DESCRIPTION OF THE TASK: Copy the records below exactly, omitting any pictures they contain.

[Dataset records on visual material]
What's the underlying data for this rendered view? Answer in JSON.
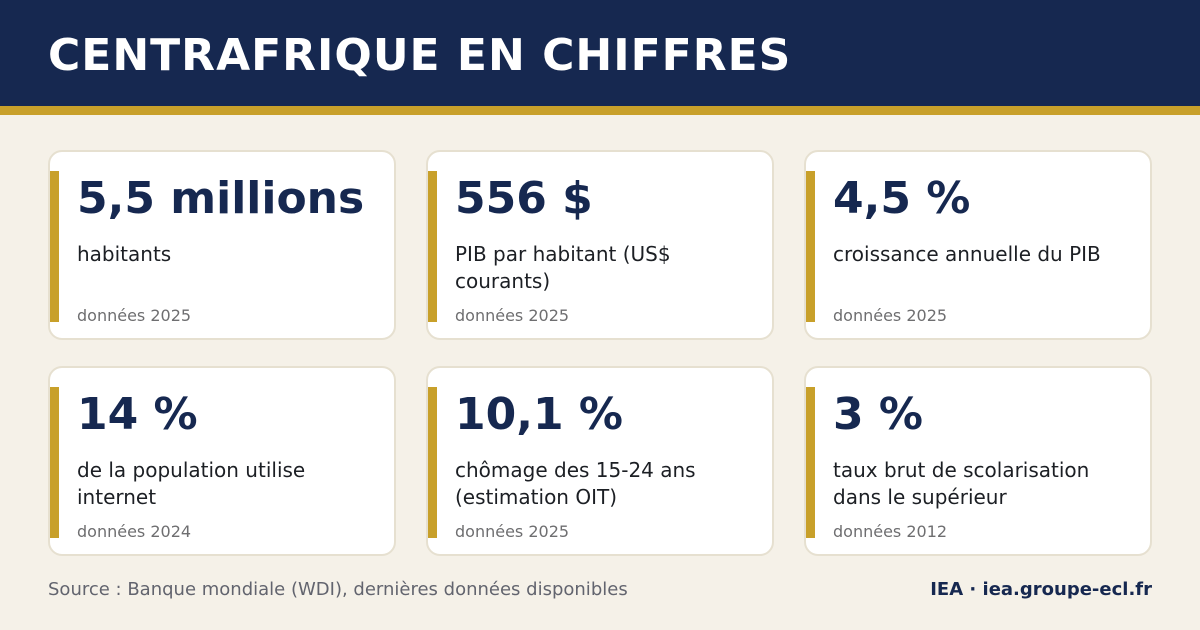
{
  "header": {
    "title": "CENTRAFRIQUE EN CHIFFRES"
  },
  "colors": {
    "header_background": "#162850",
    "accent_gold": "#c8a02a",
    "page_background": "#f5f1e8",
    "card_background": "#ffffff",
    "value_text": "#162850"
  },
  "cards": [
    {
      "value": "5,5 millions",
      "label": "habitants",
      "year": "données 2025"
    },
    {
      "value": "556 $",
      "label": "PIB par habitant (US$ courants)",
      "year": "données 2025"
    },
    {
      "value": "4,5 %",
      "label": "croissance annuelle du PIB",
      "year": "données 2025"
    },
    {
      "value": "14 %",
      "label": "de la population utilise internet",
      "year": "données 2024"
    },
    {
      "value": "10,1 %",
      "label": "chômage des 15-24 ans (estimation OIT)",
      "year": "données 2025"
    },
    {
      "value": "3 %",
      "label": "taux brut de scolarisation dans le supérieur",
      "year": "données 2012"
    }
  ],
  "footer": {
    "source": "Source : Banque mondiale (WDI), dernières données disponibles",
    "brand": "IEA · iea.groupe-ecl.fr"
  }
}
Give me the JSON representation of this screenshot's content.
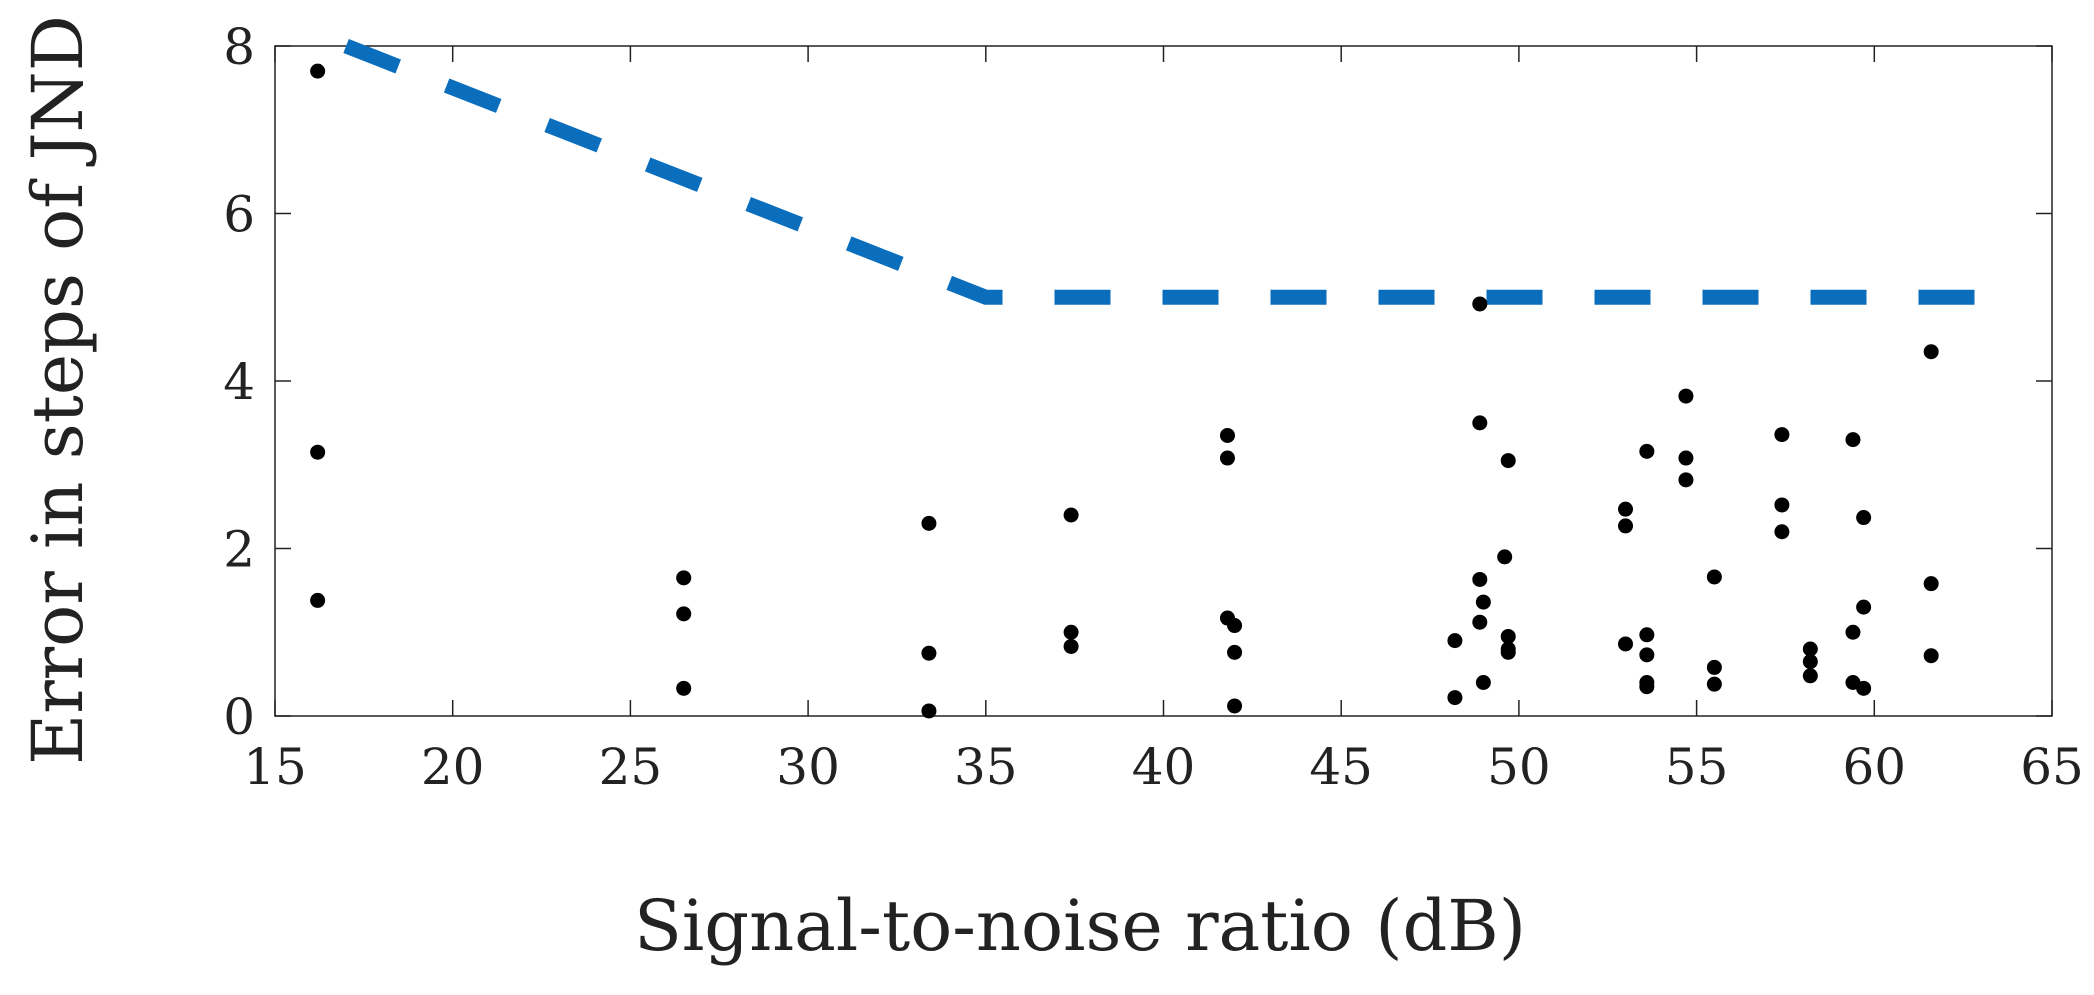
{
  "chart_data": {
    "type": "scatter",
    "title": "",
    "xlabel": "Signal-to-noise ratio (dB)",
    "ylabel": "Error in steps of JND",
    "xlim": [
      15,
      65
    ],
    "ylim": [
      0,
      8
    ],
    "xticks": [
      15,
      20,
      25,
      30,
      35,
      40,
      45,
      50,
      55,
      60,
      65
    ],
    "yticks": [
      0,
      2,
      4,
      6,
      8
    ],
    "grid": false,
    "colors": {
      "threshold": "#0a6ebd",
      "points": "#000000",
      "axes": "#222222"
    },
    "series": [
      {
        "name": "Threshold",
        "style": "dashed-line",
        "x": [
          17,
          35,
          64
        ],
        "y": [
          8,
          5,
          5
        ]
      },
      {
        "name": "Measurements",
        "style": "markers",
        "points": [
          [
            16.2,
            7.7
          ],
          [
            16.2,
            3.15
          ],
          [
            16.2,
            1.38
          ],
          [
            26.5,
            1.65
          ],
          [
            26.5,
            1.22
          ],
          [
            26.5,
            0.33
          ],
          [
            33.4,
            2.3
          ],
          [
            33.4,
            0.75
          ],
          [
            33.4,
            0.06
          ],
          [
            37.4,
            2.4
          ],
          [
            37.4,
            1.0
          ],
          [
            37.4,
            0.83
          ],
          [
            41.8,
            3.35
          ],
          [
            41.8,
            3.08
          ],
          [
            41.8,
            1.17
          ],
          [
            42.0,
            1.08
          ],
          [
            42.0,
            0.76
          ],
          [
            42.0,
            0.12
          ],
          [
            48.2,
            0.9
          ],
          [
            48.2,
            0.22
          ],
          [
            48.9,
            4.92
          ],
          [
            48.9,
            3.5
          ],
          [
            48.9,
            1.63
          ],
          [
            48.9,
            1.12
          ],
          [
            49.0,
            1.36
          ],
          [
            49.0,
            0.4
          ],
          [
            49.6,
            1.9
          ],
          [
            49.7,
            3.05
          ],
          [
            49.7,
            0.95
          ],
          [
            49.7,
            0.8
          ],
          [
            49.7,
            0.76
          ],
          [
            53.0,
            2.47
          ],
          [
            53.0,
            2.27
          ],
          [
            53.0,
            0.86
          ],
          [
            53.6,
            3.16
          ],
          [
            53.6,
            0.97
          ],
          [
            53.6,
            0.73
          ],
          [
            53.6,
            0.4
          ],
          [
            53.6,
            0.35
          ],
          [
            54.7,
            3.82
          ],
          [
            54.7,
            3.08
          ],
          [
            54.7,
            2.82
          ],
          [
            55.5,
            1.66
          ],
          [
            55.5,
            0.58
          ],
          [
            55.5,
            0.38
          ],
          [
            57.4,
            3.36
          ],
          [
            57.4,
            2.52
          ],
          [
            57.4,
            2.2
          ],
          [
            58.2,
            0.8
          ],
          [
            58.2,
            0.65
          ],
          [
            58.2,
            0.48
          ],
          [
            59.4,
            3.3
          ],
          [
            59.4,
            1.0
          ],
          [
            59.4,
            0.4
          ],
          [
            59.7,
            2.37
          ],
          [
            59.7,
            1.3
          ],
          [
            59.7,
            0.33
          ],
          [
            61.6,
            4.35
          ],
          [
            61.6,
            1.58
          ],
          [
            61.6,
            0.72
          ]
        ]
      }
    ]
  }
}
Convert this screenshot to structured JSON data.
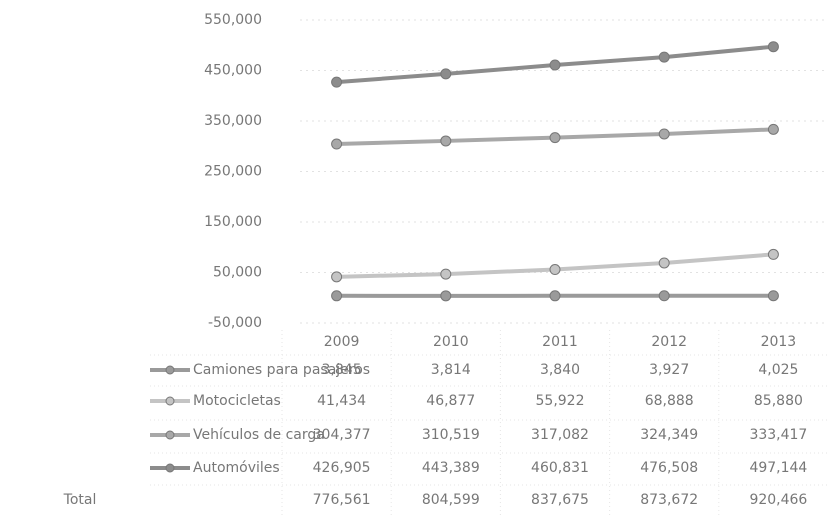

RESPONSE FOR THIS EXERCISE:
What's the underlying data for this rendered view? Answer in JSON.
{
  "header": {
    "title": "CENTRAFRIQUE EN CHIFFRES"
  },
  "colors": {
    "header_background": "#162850",
    "accent_gold": "#c8a02a",
    "page_background": "#f5f1e8",
    "card_background": "#ffffff",
    "value_text": "#162850"
  },
  "cards": [
    {
      "value": "5,5 millions",
      "label": "habitants",
      "year": "données 2025"
    },
    {
      "value": "556 $",
      "label": "PIB par habitant (US$ courants)",
      "year": "données 2025"
    },
    {
      "value": "4,5 %",
      "label": "croissance annuelle du PIB",
      "year": "données 2025"
    },
    {
      "value": "14 %",
      "label": "de la population utilise internet",
      "year": "données 2024"
    },
    {
      "value": "10,1 %",
      "label": "chômage des 15-24 ans (estimation OIT)",
      "year": "données 2025"
    },
    {
      "value": "3 %",
      "label": "taux brut de scolarisation dans le supérieur",
      "year": "données 2012"
    }
  ],
  "footer": {
    "source": "Source : Banque mondiale (WDI), dernières données disponibles",
    "brand": "IEA · iea.groupe-ecl.fr"
  }
}
Give me the JSON representation of this screenshot's content.
{
  "chart_data": {
    "type": "scatter",
    "title": "",
    "xlabel": "Signal-to-noise ratio (dB)",
    "ylabel": "Error in steps of JND",
    "xlim": [
      15,
      65
    ],
    "ylim": [
      0,
      8
    ],
    "xticks": [
      15,
      20,
      25,
      30,
      35,
      40,
      45,
      50,
      55,
      60,
      65
    ],
    "yticks": [
      0,
      2,
      4,
      6,
      8
    ],
    "grid": false,
    "colors": {
      "threshold": "#0a6ebd",
      "points": "#000000",
      "axes": "#222222"
    },
    "series": [
      {
        "name": "Threshold",
        "style": "dashed-line",
        "x": [
          17,
          35,
          64
        ],
        "y": [
          8,
          5,
          5
        ]
      },
      {
        "name": "Measurements",
        "style": "markers",
        "points": [
          [
            16.2,
            7.7
          ],
          [
            16.2,
            3.15
          ],
          [
            16.2,
            1.38
          ],
          [
            26.5,
            1.65
          ],
          [
            26.5,
            1.22
          ],
          [
            26.5,
            0.33
          ],
          [
            33.4,
            2.3
          ],
          [
            33.4,
            0.75
          ],
          [
            33.4,
            0.06
          ],
          [
            37.4,
            2.4
          ],
          [
            37.4,
            1.0
          ],
          [
            37.4,
            0.83
          ],
          [
            41.8,
            3.35
          ],
          [
            41.8,
            3.08
          ],
          [
            41.8,
            1.17
          ],
          [
            42.0,
            1.08
          ],
          [
            42.0,
            0.76
          ],
          [
            42.0,
            0.12
          ],
          [
            48.2,
            0.9
          ],
          [
            48.2,
            0.22
          ],
          [
            48.9,
            4.92
          ],
          [
            48.9,
            3.5
          ],
          [
            48.9,
            1.63
          ],
          [
            48.9,
            1.12
          ],
          [
            49.0,
            1.36
          ],
          [
            49.0,
            0.4
          ],
          [
            49.6,
            1.9
          ],
          [
            49.7,
            3.05
          ],
          [
            49.7,
            0.95
          ],
          [
            49.7,
            0.8
          ],
          [
            49.7,
            0.76
          ],
          [
            53.0,
            2.47
          ],
          [
            53.0,
            2.27
          ],
          [
            53.0,
            0.86
          ],
          [
            53.6,
            3.16
          ],
          [
            53.6,
            0.97
          ],
          [
            53.6,
            0.73
          ],
          [
            53.6,
            0.4
          ],
          [
            53.6,
            0.35
          ],
          [
            54.7,
            3.82
          ],
          [
            54.7,
            3.08
          ],
          [
            54.7,
            2.82
          ],
          [
            55.5,
            1.66
          ],
          [
            55.5,
            0.58
          ],
          [
            55.5,
            0.38
          ],
          [
            57.4,
            3.36
          ],
          [
            57.4,
            2.52
          ],
          [
            57.4,
            2.2
          ],
          [
            58.2,
            0.8
          ],
          [
            58.2,
            0.65
          ],
          [
            58.2,
            0.48
          ],
          [
            59.4,
            3.3
          ],
          [
            59.4,
            1.0
          ],
          [
            59.4,
            0.4
          ],
          [
            59.7,
            2.37
          ],
          [
            59.7,
            1.3
          ],
          [
            59.7,
            0.33
          ],
          [
            61.6,
            4.35
          ],
          [
            61.6,
            1.58
          ],
          [
            61.6,
            0.72
          ]
        ]
      }
    ]
  }
}
Convert this screenshot to structured JSON data.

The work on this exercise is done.